[begin Entries shown]

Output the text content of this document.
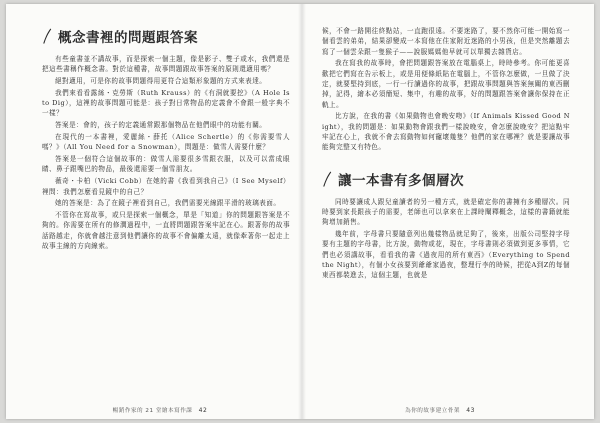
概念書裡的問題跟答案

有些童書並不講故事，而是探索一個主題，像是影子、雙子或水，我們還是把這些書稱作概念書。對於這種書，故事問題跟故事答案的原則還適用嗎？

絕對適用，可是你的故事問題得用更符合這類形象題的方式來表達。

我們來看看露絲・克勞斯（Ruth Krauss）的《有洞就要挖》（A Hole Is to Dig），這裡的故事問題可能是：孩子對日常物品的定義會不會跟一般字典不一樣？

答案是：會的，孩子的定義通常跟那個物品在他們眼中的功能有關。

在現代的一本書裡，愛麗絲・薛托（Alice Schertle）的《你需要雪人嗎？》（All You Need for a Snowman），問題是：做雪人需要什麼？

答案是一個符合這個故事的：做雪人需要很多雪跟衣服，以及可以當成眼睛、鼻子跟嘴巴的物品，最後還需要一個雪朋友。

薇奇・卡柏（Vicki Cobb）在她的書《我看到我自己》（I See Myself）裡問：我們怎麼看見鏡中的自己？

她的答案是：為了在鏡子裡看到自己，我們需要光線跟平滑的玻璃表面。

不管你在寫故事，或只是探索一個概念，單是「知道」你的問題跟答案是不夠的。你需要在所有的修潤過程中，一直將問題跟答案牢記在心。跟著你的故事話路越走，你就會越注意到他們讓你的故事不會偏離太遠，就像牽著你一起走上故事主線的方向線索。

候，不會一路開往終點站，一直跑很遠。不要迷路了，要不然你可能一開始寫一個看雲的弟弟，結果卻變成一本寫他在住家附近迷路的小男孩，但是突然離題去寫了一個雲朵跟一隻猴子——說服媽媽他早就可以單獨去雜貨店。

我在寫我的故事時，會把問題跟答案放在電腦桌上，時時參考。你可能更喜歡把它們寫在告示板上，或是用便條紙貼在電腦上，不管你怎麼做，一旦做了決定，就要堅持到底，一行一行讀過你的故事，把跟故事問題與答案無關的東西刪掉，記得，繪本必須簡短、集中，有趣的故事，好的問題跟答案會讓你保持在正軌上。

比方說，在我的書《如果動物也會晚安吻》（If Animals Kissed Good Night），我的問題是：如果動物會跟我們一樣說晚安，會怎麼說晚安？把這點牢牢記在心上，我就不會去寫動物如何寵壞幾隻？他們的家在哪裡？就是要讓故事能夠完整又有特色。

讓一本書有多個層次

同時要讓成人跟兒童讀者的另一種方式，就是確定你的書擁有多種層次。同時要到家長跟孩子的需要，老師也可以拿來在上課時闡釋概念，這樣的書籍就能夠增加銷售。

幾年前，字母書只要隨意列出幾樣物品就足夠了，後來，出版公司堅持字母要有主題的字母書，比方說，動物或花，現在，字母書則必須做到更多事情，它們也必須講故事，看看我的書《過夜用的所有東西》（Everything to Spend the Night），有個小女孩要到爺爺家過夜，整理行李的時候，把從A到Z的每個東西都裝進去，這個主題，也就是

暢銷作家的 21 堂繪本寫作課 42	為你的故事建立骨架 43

[end Entries shown]

Work instructions –
Quote each line of the listing exactly, but leave the pictures out.

Right answer –
Output the text content of this document.
概念書裡的問題跟答案

有些童書並不講故事，而是探索一個主題，像是影子、雙子或水，我們還是把這些書稱作概念書。對於這種書，故事問題跟故事答案的原則還適用嗎？

絕對適用，可是你的故事問題得用更符合這類形象題的方式來表達。

我們來看看露絲・克勞斯（Ruth Krauss）的《有洞就要挖》（A Hole Is to Dig），這裡的故事問題可能是：孩子對日常物品的定義會不會跟一般字典不一樣？

答案是：會的，孩子的定義通常跟那個物品在他們眼中的功能有關。

在現代的一本書裡，愛麗絲・薛托（Alice Schertle）的《你需要雪人嗎？》（All You Need for a Snowman），問題是：做雪人需要什麼？

答案是一個符合這個故事的：做雪人需要很多雪跟衣服，以及可以當成眼睛、鼻子跟嘴巴的物品，最後還需要一個雪朋友。

薇奇・卡柏（Vicki Cobb）在她的書《我看到我自己》（I See Myself）裡問：我們怎麼看見鏡中的自己？

她的答案是：為了在鏡子裡看到自己，我們需要光線跟平滑的玻璃表面。

不管你在寫故事，或只是探索一個概念，單是「知道」你的問題跟答案是不夠的。你需要在所有的修潤過程中，一直將問題跟答案牢記在心。跟著你的故事話路越走，你就會越注意到他們讓你的故事不會偏離太遠，就像牽著你一起走上故事主線的方向線索。

候，不會一路開往終點站，一直跑很遠。不要迷路了，要不然你可能一開始寫一個看雲的弟弟，結果卻變成一本寫他在住家附近迷路的小男孩，但是突然離題去寫了一個雲朵跟一隻猴子——說服媽媽他早就可以單獨去雜貨店。

我在寫我的故事時，會把問題跟答案放在電腦桌上，時時參考。你可能更喜歡把它們寫在告示板上，或是用便條紙貼在電腦上，不管你怎麼做，一旦做了決定，就要堅持到底，一行一行讀過你的故事，把跟故事問題與答案無關的東西刪掉，記得，繪本必須簡短、集中，有趣的故事，好的問題跟答案會讓你保持在正軌上。

比方說，在我的書《如果動物也會晚安吻》（If Animals Kissed Good Night），我的問題是：如果動物會跟我們一樣說晚安，會怎麼說晚安？把這點牢牢記在心上，我就不會去寫動物如何寵壞幾隻？他們的家在哪裡？就是要讓故事能夠完整又有特色。

讓一本書有多個層次

同時要讓成人跟兒童讀者的另一種方式，就是確定你的書擁有多種層次。同時要到家長跟孩子的需要，老師也可以拿來在上課時闡釋概念，這樣的書籍就能夠增加銷售。

幾年前，字母書只要隨意列出幾樣物品就足夠了，後來，出版公司堅持字母要有主題的字母書，比方說，動物或花，現在，字母書則必須做到更多事情，它們也必須講故事，看看我的書《過夜用的所有東西》（Everything to Spend the Night），有個小女孩要到爺爺家過夜，整理行李的時候，把從A到Z的每個東西都裝進去，這個主題，也就是

暢銷作家的 21 堂繪本寫作課 42	為你的故事建立骨架 43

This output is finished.